** SHORT PROBLEM **
Of the lines in the listing below, how many hold "this"? Answer with the number only.

** SUPPLIED MATERIAL **
━━━

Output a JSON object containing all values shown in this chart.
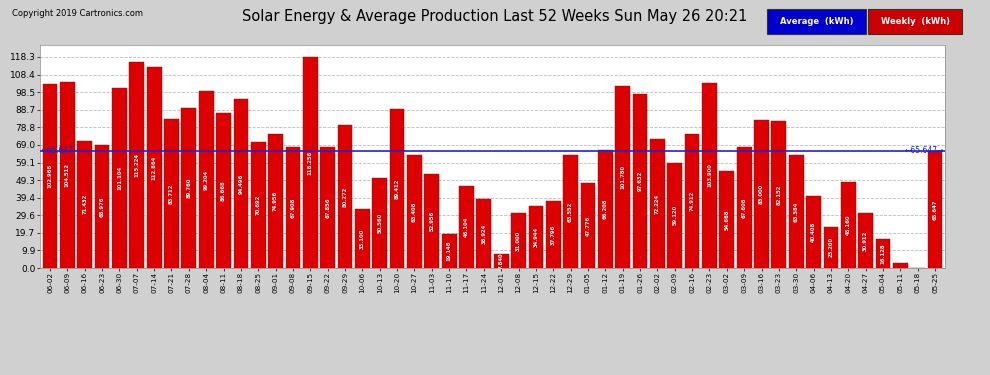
{
  "title": "Solar Energy & Average Production Last 52 Weeks Sun May 26 20:21",
  "copyright": "Copyright 2019 Cartronics.com",
  "average_value": 65.647,
  "bar_color": "#dd0000",
  "average_line_color": "#2222cc",
  "background_color": "#d0d0d0",
  "plot_bg_color": "#ffffff",
  "grid_color": "#aaaaaa",
  "yticks": [
    0.0,
    9.9,
    19.7,
    29.6,
    39.4,
    49.3,
    59.1,
    69.0,
    78.8,
    88.7,
    98.5,
    108.4,
    118.3
  ],
  "legend_avg_color": "#0000cc",
  "legend_weekly_color": "#cc0000",
  "weeks": [
    {
      "date": "06-02",
      "value": 102.968
    },
    {
      "date": "06-09",
      "value": 104.512
    },
    {
      "date": "06-16",
      "value": 71.432
    },
    {
      "date": "06-23",
      "value": 68.976
    },
    {
      "date": "06-30",
      "value": 101.104
    },
    {
      "date": "07-07",
      "value": 115.224
    },
    {
      "date": "07-14",
      "value": 112.864
    },
    {
      "date": "07-21",
      "value": 83.712
    },
    {
      "date": "07-28",
      "value": 89.76
    },
    {
      "date": "08-04",
      "value": 99.204
    },
    {
      "date": "08-11",
      "value": 86.668
    },
    {
      "date": "08-18",
      "value": 94.496
    },
    {
      "date": "08-25",
      "value": 70.692
    },
    {
      "date": "09-01",
      "value": 74.956
    },
    {
      "date": "09-08",
      "value": 67.908
    },
    {
      "date": "09-15",
      "value": 118.256
    },
    {
      "date": "09-22",
      "value": 67.856
    },
    {
      "date": "09-29",
      "value": 80.272
    },
    {
      "date": "10-06",
      "value": 33.1
    },
    {
      "date": "10-13",
      "value": 50.56
    },
    {
      "date": "10-20",
      "value": 89.412
    },
    {
      "date": "10-27",
      "value": 63.408
    },
    {
      "date": "11-03",
      "value": 52.956
    },
    {
      "date": "11-10",
      "value": 19.148
    },
    {
      "date": "11-17",
      "value": 46.104
    },
    {
      "date": "11-24",
      "value": 38.924
    },
    {
      "date": "12-01",
      "value": 7.84
    },
    {
      "date": "12-08",
      "value": 31.0
    },
    {
      "date": "12-15",
      "value": 34.944
    },
    {
      "date": "12-22",
      "value": 37.796
    },
    {
      "date": "12-29",
      "value": 63.552
    },
    {
      "date": "01-05",
      "value": 47.776
    },
    {
      "date": "01-12",
      "value": 66.208
    },
    {
      "date": "01-19",
      "value": 101.78
    },
    {
      "date": "01-26",
      "value": 97.632
    },
    {
      "date": "02-02",
      "value": 72.224
    },
    {
      "date": "02-09",
      "value": 59.12
    },
    {
      "date": "02-16",
      "value": 74.912
    },
    {
      "date": "02-23",
      "value": 103.9
    },
    {
      "date": "03-02",
      "value": 54.668
    },
    {
      "date": "03-09",
      "value": 67.608
    },
    {
      "date": "03-16",
      "value": 83.0
    },
    {
      "date": "03-23",
      "value": 82.152
    },
    {
      "date": "03-30",
      "value": 63.584
    },
    {
      "date": "04-06",
      "value": 40.408
    },
    {
      "date": "04-13",
      "value": 23.2
    },
    {
      "date": "04-20",
      "value": 48.16
    },
    {
      "date": "04-27",
      "value": 30.912
    },
    {
      "date": "05-04",
      "value": 16.128
    },
    {
      "date": "05-11",
      "value": 3.012
    },
    {
      "date": "05-18",
      "value": 0.0
    },
    {
      "date": "05-25",
      "value": 65.647
    }
  ]
}
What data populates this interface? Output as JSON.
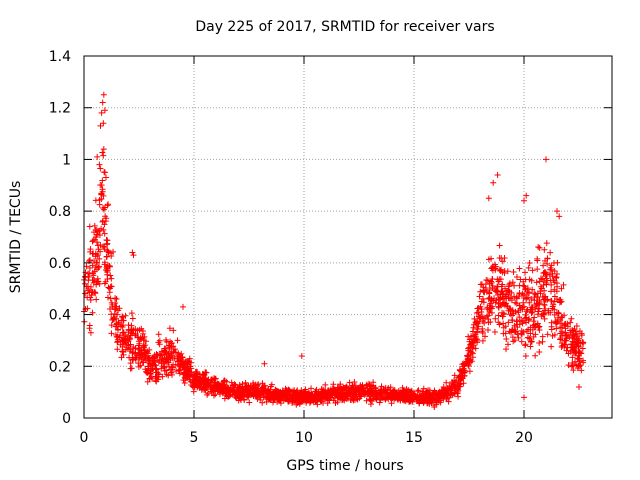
{
  "chart_data": {
    "type": "scatter",
    "title": "Day 225 of 2017, SRMTID for receiver vars",
    "xlabel": "GPS time / hours",
    "ylabel": "SRMTID / TECUs",
    "xlim": [
      0,
      24
    ],
    "ylim": [
      0,
      1.4
    ],
    "xticks": [
      0,
      5,
      10,
      15,
      20
    ],
    "xtick_labels": [
      "0",
      "5",
      "10",
      "15",
      "20"
    ],
    "yticks": [
      0,
      0.2,
      0.4,
      0.6,
      0.8,
      1,
      1.2,
      1.4
    ],
    "ytick_labels": [
      "0",
      "0.2",
      "0.4",
      "0.6",
      "0.8",
      "1",
      "1.2",
      "1.4"
    ],
    "grid": true,
    "marker": "+",
    "color": "#ff0000",
    "data_range_hours": [
      0,
      22.7
    ],
    "envelope": [
      {
        "x": 0.0,
        "y": 0.45,
        "spread": 0.18
      },
      {
        "x": 0.5,
        "y": 0.6,
        "spread": 0.3
      },
      {
        "x": 0.8,
        "y": 0.85,
        "spread": 0.4
      },
      {
        "x": 1.0,
        "y": 0.65,
        "spread": 0.3
      },
      {
        "x": 1.5,
        "y": 0.35,
        "spread": 0.15
      },
      {
        "x": 2.0,
        "y": 0.28,
        "spread": 0.12
      },
      {
        "x": 2.3,
        "y": 0.3,
        "spread": 0.15
      },
      {
        "x": 3.0,
        "y": 0.2,
        "spread": 0.1
      },
      {
        "x": 4.0,
        "y": 0.25,
        "spread": 0.12
      },
      {
        "x": 5.0,
        "y": 0.15,
        "spread": 0.07
      },
      {
        "x": 6.0,
        "y": 0.12,
        "spread": 0.05
      },
      {
        "x": 7.0,
        "y": 0.1,
        "spread": 0.05
      },
      {
        "x": 8.0,
        "y": 0.1,
        "spread": 0.05
      },
      {
        "x": 9.0,
        "y": 0.09,
        "spread": 0.04
      },
      {
        "x": 10.0,
        "y": 0.08,
        "spread": 0.04
      },
      {
        "x": 11.0,
        "y": 0.09,
        "spread": 0.04
      },
      {
        "x": 12.0,
        "y": 0.1,
        "spread": 0.05
      },
      {
        "x": 13.0,
        "y": 0.1,
        "spread": 0.05
      },
      {
        "x": 14.0,
        "y": 0.09,
        "spread": 0.04
      },
      {
        "x": 15.0,
        "y": 0.08,
        "spread": 0.04
      },
      {
        "x": 16.0,
        "y": 0.08,
        "spread": 0.04
      },
      {
        "x": 17.0,
        "y": 0.12,
        "spread": 0.06
      },
      {
        "x": 17.5,
        "y": 0.25,
        "spread": 0.1
      },
      {
        "x": 18.0,
        "y": 0.4,
        "spread": 0.15
      },
      {
        "x": 18.7,
        "y": 0.5,
        "spread": 0.25
      },
      {
        "x": 19.5,
        "y": 0.4,
        "spread": 0.2
      },
      {
        "x": 20.0,
        "y": 0.45,
        "spread": 0.25
      },
      {
        "x": 20.5,
        "y": 0.4,
        "spread": 0.25
      },
      {
        "x": 21.0,
        "y": 0.5,
        "spread": 0.3
      },
      {
        "x": 21.5,
        "y": 0.45,
        "spread": 0.25
      },
      {
        "x": 22.0,
        "y": 0.3,
        "spread": 0.15
      },
      {
        "x": 22.7,
        "y": 0.25,
        "spread": 0.12
      }
    ],
    "outliers": [
      {
        "x": 0.75,
        "y": 1.13
      },
      {
        "x": 0.8,
        "y": 1.18
      },
      {
        "x": 0.85,
        "y": 1.22
      },
      {
        "x": 0.9,
        "y": 1.25
      },
      {
        "x": 0.95,
        "y": 1.19
      },
      {
        "x": 0.88,
        "y": 1.14
      },
      {
        "x": 0.6,
        "y": 1.01
      },
      {
        "x": 0.7,
        "y": 0.98
      },
      {
        "x": 0.9,
        "y": 1.04
      },
      {
        "x": 0.95,
        "y": 0.95
      },
      {
        "x": 1.0,
        "y": 0.93
      },
      {
        "x": 2.2,
        "y": 0.64
      },
      {
        "x": 2.25,
        "y": 0.63
      },
      {
        "x": 4.5,
        "y": 0.43
      },
      {
        "x": 9.9,
        "y": 0.24
      },
      {
        "x": 8.2,
        "y": 0.21
      },
      {
        "x": 18.8,
        "y": 0.94
      },
      {
        "x": 18.6,
        "y": 0.91
      },
      {
        "x": 18.4,
        "y": 0.85
      },
      {
        "x": 20.1,
        "y": 0.86
      },
      {
        "x": 20.0,
        "y": 0.84
      },
      {
        "x": 21.0,
        "y": 1.0
      },
      {
        "x": 21.5,
        "y": 0.8
      },
      {
        "x": 21.6,
        "y": 0.78
      },
      {
        "x": 20.0,
        "y": 0.08
      },
      {
        "x": 22.5,
        "y": 0.12
      }
    ]
  }
}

━━━

** CORRECT RESPONSE **
2